_TASK TO COMPLETE_. Each line containing the word "soycake" needs to be copied.

── RECORD LIST

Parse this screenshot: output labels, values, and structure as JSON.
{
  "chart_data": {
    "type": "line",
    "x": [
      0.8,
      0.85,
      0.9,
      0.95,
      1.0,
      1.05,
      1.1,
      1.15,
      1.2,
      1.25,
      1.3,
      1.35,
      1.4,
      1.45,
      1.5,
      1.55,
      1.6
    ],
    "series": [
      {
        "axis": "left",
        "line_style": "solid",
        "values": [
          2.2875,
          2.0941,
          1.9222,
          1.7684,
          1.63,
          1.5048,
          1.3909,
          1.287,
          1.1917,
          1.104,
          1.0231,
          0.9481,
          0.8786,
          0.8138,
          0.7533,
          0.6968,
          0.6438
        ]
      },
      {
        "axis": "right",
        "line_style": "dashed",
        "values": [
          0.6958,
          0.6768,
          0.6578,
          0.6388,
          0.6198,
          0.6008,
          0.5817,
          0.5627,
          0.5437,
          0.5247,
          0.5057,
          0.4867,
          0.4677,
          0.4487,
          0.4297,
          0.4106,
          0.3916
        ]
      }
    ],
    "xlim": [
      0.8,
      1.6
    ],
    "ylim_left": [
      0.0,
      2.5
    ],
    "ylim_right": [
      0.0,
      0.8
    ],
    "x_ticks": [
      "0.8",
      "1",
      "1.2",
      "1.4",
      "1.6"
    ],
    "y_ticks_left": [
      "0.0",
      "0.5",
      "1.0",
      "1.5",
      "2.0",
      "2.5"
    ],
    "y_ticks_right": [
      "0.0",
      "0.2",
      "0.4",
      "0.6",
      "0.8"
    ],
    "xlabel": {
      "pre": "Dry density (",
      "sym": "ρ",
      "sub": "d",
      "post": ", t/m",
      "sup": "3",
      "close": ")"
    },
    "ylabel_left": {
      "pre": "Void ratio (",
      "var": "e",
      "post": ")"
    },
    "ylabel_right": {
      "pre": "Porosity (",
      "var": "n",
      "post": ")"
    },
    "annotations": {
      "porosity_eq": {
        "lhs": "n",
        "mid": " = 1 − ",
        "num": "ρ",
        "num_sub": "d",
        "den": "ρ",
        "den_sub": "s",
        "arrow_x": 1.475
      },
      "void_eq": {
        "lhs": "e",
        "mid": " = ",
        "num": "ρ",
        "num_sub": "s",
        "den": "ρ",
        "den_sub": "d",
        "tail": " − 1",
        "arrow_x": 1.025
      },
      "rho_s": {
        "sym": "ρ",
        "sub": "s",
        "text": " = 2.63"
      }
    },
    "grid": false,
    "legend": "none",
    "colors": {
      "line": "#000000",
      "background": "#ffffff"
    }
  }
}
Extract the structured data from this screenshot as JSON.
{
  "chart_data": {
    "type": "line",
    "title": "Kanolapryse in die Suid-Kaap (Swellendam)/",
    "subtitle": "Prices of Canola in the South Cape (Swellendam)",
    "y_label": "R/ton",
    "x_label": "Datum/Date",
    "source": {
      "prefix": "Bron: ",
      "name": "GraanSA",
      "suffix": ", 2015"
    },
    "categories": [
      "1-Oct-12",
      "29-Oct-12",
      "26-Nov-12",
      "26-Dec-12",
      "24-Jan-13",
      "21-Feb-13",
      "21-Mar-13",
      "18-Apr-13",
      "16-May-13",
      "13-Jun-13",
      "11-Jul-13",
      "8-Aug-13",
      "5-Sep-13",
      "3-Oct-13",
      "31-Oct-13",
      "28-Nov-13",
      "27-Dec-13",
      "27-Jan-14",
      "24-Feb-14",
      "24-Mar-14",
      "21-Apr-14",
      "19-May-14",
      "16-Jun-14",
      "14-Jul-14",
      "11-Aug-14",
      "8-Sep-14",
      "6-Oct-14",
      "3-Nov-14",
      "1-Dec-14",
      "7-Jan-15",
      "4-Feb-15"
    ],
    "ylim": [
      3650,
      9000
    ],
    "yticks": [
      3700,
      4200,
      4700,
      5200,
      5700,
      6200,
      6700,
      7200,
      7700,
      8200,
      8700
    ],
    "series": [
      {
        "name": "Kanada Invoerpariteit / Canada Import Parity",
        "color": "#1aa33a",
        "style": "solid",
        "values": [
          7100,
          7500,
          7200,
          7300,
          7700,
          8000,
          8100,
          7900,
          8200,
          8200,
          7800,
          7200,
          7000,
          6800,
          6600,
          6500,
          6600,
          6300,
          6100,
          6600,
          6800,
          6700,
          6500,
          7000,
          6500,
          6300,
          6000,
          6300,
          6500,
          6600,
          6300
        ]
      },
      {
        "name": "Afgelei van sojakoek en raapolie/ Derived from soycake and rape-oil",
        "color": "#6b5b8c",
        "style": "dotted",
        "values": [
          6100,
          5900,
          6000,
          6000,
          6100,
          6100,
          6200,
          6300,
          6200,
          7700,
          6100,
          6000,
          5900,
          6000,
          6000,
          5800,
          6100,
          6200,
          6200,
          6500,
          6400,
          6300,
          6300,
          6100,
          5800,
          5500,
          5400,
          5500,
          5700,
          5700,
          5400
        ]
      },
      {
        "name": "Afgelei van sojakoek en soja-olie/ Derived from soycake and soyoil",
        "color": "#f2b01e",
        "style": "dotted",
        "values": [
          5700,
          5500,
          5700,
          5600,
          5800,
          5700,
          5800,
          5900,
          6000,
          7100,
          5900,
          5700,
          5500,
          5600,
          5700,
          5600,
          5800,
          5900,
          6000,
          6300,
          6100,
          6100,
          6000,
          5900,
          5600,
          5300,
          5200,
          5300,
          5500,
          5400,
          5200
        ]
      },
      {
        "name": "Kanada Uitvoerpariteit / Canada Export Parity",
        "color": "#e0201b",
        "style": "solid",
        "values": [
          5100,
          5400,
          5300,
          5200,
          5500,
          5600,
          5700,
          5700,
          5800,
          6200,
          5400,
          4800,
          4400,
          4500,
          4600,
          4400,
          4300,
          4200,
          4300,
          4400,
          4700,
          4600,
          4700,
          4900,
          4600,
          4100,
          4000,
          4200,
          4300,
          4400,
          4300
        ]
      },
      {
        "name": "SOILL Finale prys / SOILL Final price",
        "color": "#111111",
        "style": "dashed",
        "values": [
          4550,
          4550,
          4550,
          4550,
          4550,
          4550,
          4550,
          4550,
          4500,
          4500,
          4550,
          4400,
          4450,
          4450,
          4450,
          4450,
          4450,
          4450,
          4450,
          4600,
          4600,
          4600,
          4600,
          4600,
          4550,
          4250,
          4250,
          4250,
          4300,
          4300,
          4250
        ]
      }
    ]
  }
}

────

_FULL ANSWER_.
        "name": "Afgelei van sojakoek en raapolie/ Derived from soycake and rape-oil",
        "name": "Afgelei van sojakoek en soja-olie/ Derived from soycake and soyoil",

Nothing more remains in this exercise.